(Page element annotations)
..............................
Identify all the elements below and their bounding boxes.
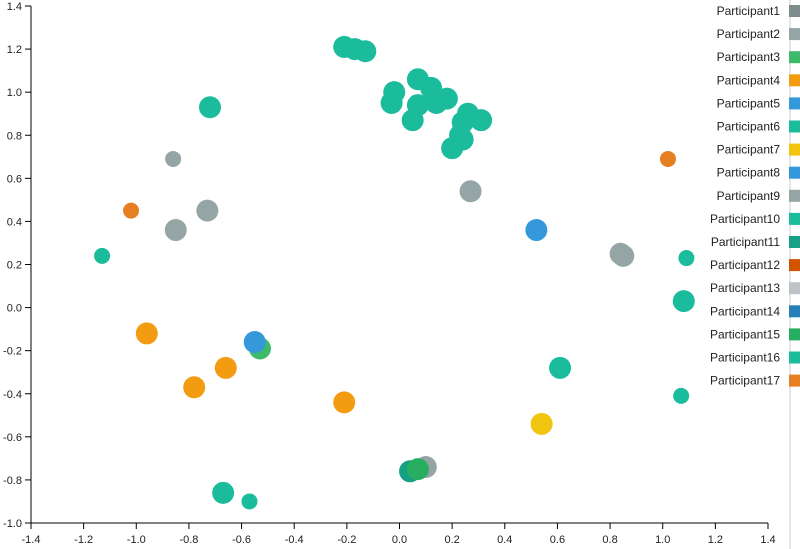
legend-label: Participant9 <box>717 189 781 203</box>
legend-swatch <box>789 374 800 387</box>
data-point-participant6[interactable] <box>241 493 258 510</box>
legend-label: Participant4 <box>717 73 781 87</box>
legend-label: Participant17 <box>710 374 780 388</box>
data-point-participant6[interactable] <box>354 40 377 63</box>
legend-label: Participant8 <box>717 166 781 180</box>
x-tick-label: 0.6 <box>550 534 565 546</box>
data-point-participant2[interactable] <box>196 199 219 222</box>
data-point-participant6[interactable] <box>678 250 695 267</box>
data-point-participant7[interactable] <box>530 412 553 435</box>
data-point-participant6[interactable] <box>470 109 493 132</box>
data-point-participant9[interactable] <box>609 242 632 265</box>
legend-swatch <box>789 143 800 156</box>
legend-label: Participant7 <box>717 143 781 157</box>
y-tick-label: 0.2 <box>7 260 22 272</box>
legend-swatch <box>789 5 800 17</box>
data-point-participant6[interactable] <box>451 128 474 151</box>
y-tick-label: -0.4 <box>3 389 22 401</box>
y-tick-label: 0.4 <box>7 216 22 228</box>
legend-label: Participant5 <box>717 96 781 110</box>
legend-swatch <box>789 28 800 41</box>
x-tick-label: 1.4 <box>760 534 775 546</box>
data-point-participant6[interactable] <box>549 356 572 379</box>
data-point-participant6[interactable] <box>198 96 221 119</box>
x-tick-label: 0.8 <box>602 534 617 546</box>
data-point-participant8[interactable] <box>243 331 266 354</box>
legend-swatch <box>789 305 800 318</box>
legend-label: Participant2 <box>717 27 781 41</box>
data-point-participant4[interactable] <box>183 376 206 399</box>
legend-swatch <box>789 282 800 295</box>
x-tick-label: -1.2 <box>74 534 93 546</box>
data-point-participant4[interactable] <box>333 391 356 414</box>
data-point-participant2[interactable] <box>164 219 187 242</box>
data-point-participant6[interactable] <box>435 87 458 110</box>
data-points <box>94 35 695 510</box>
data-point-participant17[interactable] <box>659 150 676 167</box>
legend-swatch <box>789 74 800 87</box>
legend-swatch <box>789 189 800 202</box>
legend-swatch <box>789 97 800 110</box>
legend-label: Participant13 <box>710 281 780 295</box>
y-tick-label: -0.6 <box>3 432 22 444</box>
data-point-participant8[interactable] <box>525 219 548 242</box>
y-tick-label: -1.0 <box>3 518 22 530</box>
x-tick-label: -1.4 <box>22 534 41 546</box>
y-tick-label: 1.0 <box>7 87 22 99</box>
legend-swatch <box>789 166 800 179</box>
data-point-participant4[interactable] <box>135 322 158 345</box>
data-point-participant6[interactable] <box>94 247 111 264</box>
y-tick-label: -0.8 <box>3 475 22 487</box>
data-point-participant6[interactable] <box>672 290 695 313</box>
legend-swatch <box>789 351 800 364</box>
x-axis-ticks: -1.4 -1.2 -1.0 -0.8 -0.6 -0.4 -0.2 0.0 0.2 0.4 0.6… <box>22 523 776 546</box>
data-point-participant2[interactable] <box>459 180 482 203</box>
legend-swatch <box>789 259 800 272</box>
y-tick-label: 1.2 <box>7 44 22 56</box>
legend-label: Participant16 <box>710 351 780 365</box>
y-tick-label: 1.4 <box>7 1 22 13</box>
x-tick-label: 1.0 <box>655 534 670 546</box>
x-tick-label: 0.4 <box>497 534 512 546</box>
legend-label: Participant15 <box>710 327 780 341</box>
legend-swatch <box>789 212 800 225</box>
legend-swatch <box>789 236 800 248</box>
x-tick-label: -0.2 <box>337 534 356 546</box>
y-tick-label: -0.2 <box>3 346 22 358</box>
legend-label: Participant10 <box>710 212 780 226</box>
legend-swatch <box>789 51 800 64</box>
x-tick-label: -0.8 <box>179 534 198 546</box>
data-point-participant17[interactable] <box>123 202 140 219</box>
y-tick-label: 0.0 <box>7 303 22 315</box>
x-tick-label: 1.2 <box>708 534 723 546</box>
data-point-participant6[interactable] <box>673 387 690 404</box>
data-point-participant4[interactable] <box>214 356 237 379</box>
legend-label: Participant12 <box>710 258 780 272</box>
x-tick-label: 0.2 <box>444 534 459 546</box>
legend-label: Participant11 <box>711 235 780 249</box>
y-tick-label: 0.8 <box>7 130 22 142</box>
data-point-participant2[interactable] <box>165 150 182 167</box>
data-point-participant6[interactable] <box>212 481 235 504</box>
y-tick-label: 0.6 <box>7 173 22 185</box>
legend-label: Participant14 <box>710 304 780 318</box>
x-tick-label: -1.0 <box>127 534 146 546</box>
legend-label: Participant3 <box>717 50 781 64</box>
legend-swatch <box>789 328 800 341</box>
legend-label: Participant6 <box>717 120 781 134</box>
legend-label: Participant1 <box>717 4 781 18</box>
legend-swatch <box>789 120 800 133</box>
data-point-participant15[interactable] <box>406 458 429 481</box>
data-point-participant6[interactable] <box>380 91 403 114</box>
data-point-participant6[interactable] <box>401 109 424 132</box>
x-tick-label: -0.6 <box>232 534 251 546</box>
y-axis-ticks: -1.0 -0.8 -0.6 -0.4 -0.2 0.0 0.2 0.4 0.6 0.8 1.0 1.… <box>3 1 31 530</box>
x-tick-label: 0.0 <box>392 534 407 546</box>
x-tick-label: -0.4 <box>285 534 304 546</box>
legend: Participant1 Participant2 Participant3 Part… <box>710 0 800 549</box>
..............................
- [The problem] Copy every row above word for word, omitting the pictures from your answer.

- [Written solution]
Identify all the elements below and their bounding boxes.
legend-label: Participant9 <box>717 189 781 203</box>
legend-swatch <box>789 374 800 387</box>
data-point-participant6[interactable] <box>241 493 258 510</box>
legend-label: Participant4 <box>717 73 781 87</box>
legend-label: Participant17 <box>710 374 780 388</box>
data-point-participant6[interactable] <box>354 40 377 63</box>
legend-label: Participant8 <box>717 166 781 180</box>
x-tick-label: 0.6 <box>550 534 565 546</box>
data-point-participant2[interactable] <box>196 199 219 222</box>
data-point-participant6[interactable] <box>678 250 695 267</box>
data-point-participant7[interactable] <box>530 412 553 435</box>
data-point-participant6[interactable] <box>470 109 493 132</box>
data-point-participant9[interactable] <box>609 242 632 265</box>
legend-swatch <box>789 143 800 156</box>
legend-label: Participant7 <box>717 143 781 157</box>
y-tick-label: 0.2 <box>7 260 22 272</box>
legend-swatch <box>789 5 800 17</box>
data-point-participant6[interactable] <box>451 128 474 151</box>
y-tick-label: -0.4 <box>3 389 22 401</box>
y-tick-label: 0.4 <box>7 216 22 228</box>
legend-label: Participant5 <box>717 96 781 110</box>
legend-swatch <box>789 28 800 41</box>
x-tick-label: 1.4 <box>760 534 775 546</box>
data-point-participant6[interactable] <box>549 356 572 379</box>
data-point-participant6[interactable] <box>198 96 221 119</box>
x-tick-label: 0.8 <box>602 534 617 546</box>
data-point-participant8[interactable] <box>243 331 266 354</box>
legend-swatch <box>789 305 800 318</box>
legend-label: Participant2 <box>717 27 781 41</box>
data-point-participant4[interactable] <box>183 376 206 399</box>
legend-swatch <box>789 282 800 295</box>
x-tick-label: -1.2 <box>74 534 93 546</box>
data-point-participant4[interactable] <box>333 391 356 414</box>
data-point-participant2[interactable] <box>164 219 187 242</box>
data-point-participant6[interactable] <box>435 87 458 110</box>
data-points <box>94 35 695 510</box>
data-point-participant17[interactable] <box>659 150 676 167</box>
legend-swatch <box>789 74 800 87</box>
legend-swatch <box>789 189 800 202</box>
legend-swatch <box>789 97 800 110</box>
legend-label: Participant13 <box>710 281 780 295</box>
y-tick-label: -0.6 <box>3 432 22 444</box>
data-point-participant8[interactable] <box>525 219 548 242</box>
y-tick-label: -1.0 <box>3 518 22 530</box>
x-tick-label: -1.4 <box>22 534 41 546</box>
y-tick-label: 1.0 <box>7 87 22 99</box>
legend-swatch <box>789 166 800 179</box>
data-point-participant4[interactable] <box>135 322 158 345</box>
data-point-participant6[interactable] <box>94 247 111 264</box>
y-tick-label: -0.8 <box>3 475 22 487</box>
data-point-participant6[interactable] <box>672 290 695 313</box>
legend-swatch <box>789 351 800 364</box>
x-axis-ticks: -1.4 -1.2 -1.0 -0.8 -0.6 -0.4 -0.2 0.0 0.2 0.4 0.6… <box>22 523 776 546</box>
data-point-participant2[interactable] <box>459 180 482 203</box>
legend-swatch <box>789 259 800 272</box>
y-tick-label: 1.2 <box>7 44 22 56</box>
legend-label: Participant16 <box>710 351 780 365</box>
y-tick-label: 1.4 <box>7 1 22 13</box>
x-tick-label: 1.0 <box>655 534 670 546</box>
x-tick-label: 0.4 <box>497 534 512 546</box>
legend-label: Participant15 <box>710 327 780 341</box>
legend-swatch <box>789 212 800 225</box>
legend-swatch <box>789 236 800 248</box>
x-tick-label: -0.2 <box>337 534 356 546</box>
y-tick-label: -0.2 <box>3 346 22 358</box>
legend-label: Participant10 <box>710 212 780 226</box>
legend-swatch <box>789 51 800 64</box>
x-tick-label: -0.8 <box>179 534 198 546</box>
data-point-participant17[interactable] <box>123 202 140 219</box>
y-tick-label: 0.0 <box>7 303 22 315</box>
x-tick-label: 1.2 <box>708 534 723 546</box>
data-point-participant6[interactable] <box>673 387 690 404</box>
data-point-participant4[interactable] <box>214 356 237 379</box>
legend-label: Participant12 <box>710 258 780 272</box>
x-tick-label: 0.2 <box>444 534 459 546</box>
legend-label: Participant11 <box>711 235 780 249</box>
y-tick-label: 0.8 <box>7 130 22 142</box>
data-point-participant2[interactable] <box>165 150 182 167</box>
data-point-participant6[interactable] <box>212 481 235 504</box>
y-tick-label: 0.6 <box>7 173 22 185</box>
legend-label: Participant14 <box>710 304 780 318</box>
x-tick-label: -1.0 <box>127 534 146 546</box>
legend-label: Participant3 <box>717 50 781 64</box>
legend-swatch <box>789 328 800 341</box>
legend-label: Participant6 <box>717 120 781 134</box>
legend-label: Participant1 <box>717 4 781 18</box>
legend-swatch <box>789 120 800 133</box>
data-point-participant15[interactable] <box>406 458 429 481</box>
data-point-participant6[interactable] <box>380 91 403 114</box>
data-point-participant6[interactable] <box>401 109 424 132</box>
x-tick-label: -0.6 <box>232 534 251 546</box>
y-axis-ticks: -1.0 -0.8 -0.6 -0.4 -0.2 0.0 0.2 0.4 0.6 0.8 1.0 1.… <box>3 1 31 530</box>
x-tick-label: 0.0 <box>392 534 407 546</box>
x-tick-label: -0.4 <box>285 534 304 546</box>
legend: Participant1 Participant2 Participant3 Part… <box>710 0 800 549</box>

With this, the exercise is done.